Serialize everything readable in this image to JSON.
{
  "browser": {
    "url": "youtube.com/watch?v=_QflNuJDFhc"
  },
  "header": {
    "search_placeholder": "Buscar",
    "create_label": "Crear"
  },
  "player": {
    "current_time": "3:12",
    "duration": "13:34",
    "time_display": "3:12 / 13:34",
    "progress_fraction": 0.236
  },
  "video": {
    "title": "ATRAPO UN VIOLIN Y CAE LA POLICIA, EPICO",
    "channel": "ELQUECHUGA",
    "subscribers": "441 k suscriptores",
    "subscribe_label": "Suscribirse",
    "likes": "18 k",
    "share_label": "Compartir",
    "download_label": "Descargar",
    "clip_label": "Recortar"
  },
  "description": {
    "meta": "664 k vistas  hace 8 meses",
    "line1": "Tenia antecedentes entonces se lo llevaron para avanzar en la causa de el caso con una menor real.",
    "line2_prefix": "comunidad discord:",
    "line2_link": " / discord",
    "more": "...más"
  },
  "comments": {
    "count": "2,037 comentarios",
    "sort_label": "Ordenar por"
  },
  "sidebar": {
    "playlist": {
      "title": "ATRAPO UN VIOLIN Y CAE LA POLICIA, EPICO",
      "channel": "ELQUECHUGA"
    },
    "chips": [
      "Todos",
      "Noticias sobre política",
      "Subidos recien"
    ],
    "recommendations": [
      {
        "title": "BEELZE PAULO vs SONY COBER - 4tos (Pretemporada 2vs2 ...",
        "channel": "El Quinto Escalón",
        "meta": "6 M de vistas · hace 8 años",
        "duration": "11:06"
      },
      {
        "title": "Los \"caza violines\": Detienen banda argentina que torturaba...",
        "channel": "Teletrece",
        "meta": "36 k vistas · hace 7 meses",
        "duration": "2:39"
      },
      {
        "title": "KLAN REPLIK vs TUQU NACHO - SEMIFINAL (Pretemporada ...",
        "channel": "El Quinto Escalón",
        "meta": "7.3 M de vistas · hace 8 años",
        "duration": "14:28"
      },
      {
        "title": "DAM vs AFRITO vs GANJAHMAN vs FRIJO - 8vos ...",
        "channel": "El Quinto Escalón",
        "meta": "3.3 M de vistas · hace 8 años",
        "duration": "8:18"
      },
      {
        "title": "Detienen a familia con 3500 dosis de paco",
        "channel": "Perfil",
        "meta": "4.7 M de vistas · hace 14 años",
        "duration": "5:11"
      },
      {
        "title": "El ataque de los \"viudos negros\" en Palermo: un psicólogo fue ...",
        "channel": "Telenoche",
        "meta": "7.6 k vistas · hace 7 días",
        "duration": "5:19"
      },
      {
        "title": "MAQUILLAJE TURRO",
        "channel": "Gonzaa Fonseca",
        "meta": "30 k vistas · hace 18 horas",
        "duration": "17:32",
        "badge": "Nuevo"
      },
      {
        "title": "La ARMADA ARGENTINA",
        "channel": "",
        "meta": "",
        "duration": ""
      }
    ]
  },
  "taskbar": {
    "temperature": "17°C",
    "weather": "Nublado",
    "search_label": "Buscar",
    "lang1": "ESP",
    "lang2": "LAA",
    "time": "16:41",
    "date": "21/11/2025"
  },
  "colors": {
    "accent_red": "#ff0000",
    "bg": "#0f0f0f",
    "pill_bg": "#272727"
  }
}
========================
**What to work on**
Send back all of the entries exactly, with nothing missing.

**Reply to the exercise**
Serialize everything readable in this image to JSON.
{
  "browser": {
    "url": "youtube.com/watch?v=_QflNuJDFhc"
  },
  "header": {
    "search_placeholder": "Buscar",
    "create_label": "Crear"
  },
  "player": {
    "current_time": "3:12",
    "duration": "13:34",
    "time_display": "3:12 / 13:34",
    "progress_fraction": 0.236
  },
  "video": {
    "title": "ATRAPO UN VIOLIN Y CAE LA POLICIA, EPICO",
    "channel": "ELQUECHUGA",
    "subscribers": "441 k suscriptores",
    "subscribe_label": "Suscribirse",
    "likes": "18 k",
    "share_label": "Compartir",
    "download_label": "Descargar",
    "clip_label": "Recortar"
  },
  "description": {
    "meta": "664 k vistas  hace 8 meses",
    "line1": "Tenia antecedentes entonces se lo llevaron para avanzar en la causa de el caso con una menor real.",
    "line2_prefix": "comunidad discord:",
    "line2_link": " / discord",
    "more": "...más"
  },
  "comments": {
    "count": "2,037 comentarios",
    "sort_label": "Ordenar por"
  },
  "sidebar": {
    "playlist": {
      "title": "ATRAPO UN VIOLIN Y CAE LA POLICIA, EPICO",
      "channel": "ELQUECHUGA"
    },
    "chips": [
      "Todos",
      "Noticias sobre política",
      "Subidos recien"
    ],
    "recommendations": [
      {
        "title": "BEELZE PAULO vs SONY COBER - 4tos (Pretemporada 2vs2 ...",
        "channel": "El Quinto Escalón",
        "meta": "6 M de vistas · hace 8 años",
        "duration": "11:06"
      },
      {
        "title": "Los \"caza violines\": Detienen banda argentina que torturaba...",
        "channel": "Teletrece",
        "meta": "36 k vistas · hace 7 meses",
        "duration": "2:39"
      },
      {
        "title": "KLAN REPLIK vs TUQU NACHO - SEMIFINAL (Pretemporada ...",
        "channel": "El Quinto Escalón",
        "meta": "7.3 M de vistas · hace 8 años",
        "duration": "14:28"
      },
      {
        "title": "DAM vs AFRITO vs GANJAHMAN vs FRIJO - 8vos ...",
        "channel": "El Quinto Escalón",
        "meta": "3.3 M de vistas · hace 8 años",
        "duration": "8:18"
      },
      {
        "title": "Detienen a familia con 3500 dosis de paco",
        "channel": "Perfil",
        "meta": "4.7 M de vistas · hace 14 años",
        "duration": "5:11"
      },
      {
        "title": "El ataque de los \"viudos negros\" en Palermo: un psicólogo fue ...",
        "channel": "Telenoche",
        "meta": "7.6 k vistas · hace 7 días",
        "duration": "5:19"
      },
      {
        "title": "MAQUILLAJE TURRO",
        "channel": "Gonzaa Fonseca",
        "meta": "30 k vistas · hace 18 horas",
        "duration": "17:32",
        "badge": "Nuevo"
      },
      {
        "title": "La ARMADA ARGENTINA",
        "channel": "",
        "meta": "",
        "duration": ""
      }
    ]
  },
  "taskbar": {
    "temperature": "17°C",
    "weather": "Nublado",
    "search_label": "Buscar",
    "lang1": "ESP",
    "lang2": "LAA",
    "time": "16:41",
    "date": "21/11/2025"
  },
  "colors": {
    "accent_red": "#ff0000",
    "bg": "#0f0f0f",
    "pill_bg": "#272727"
  }
}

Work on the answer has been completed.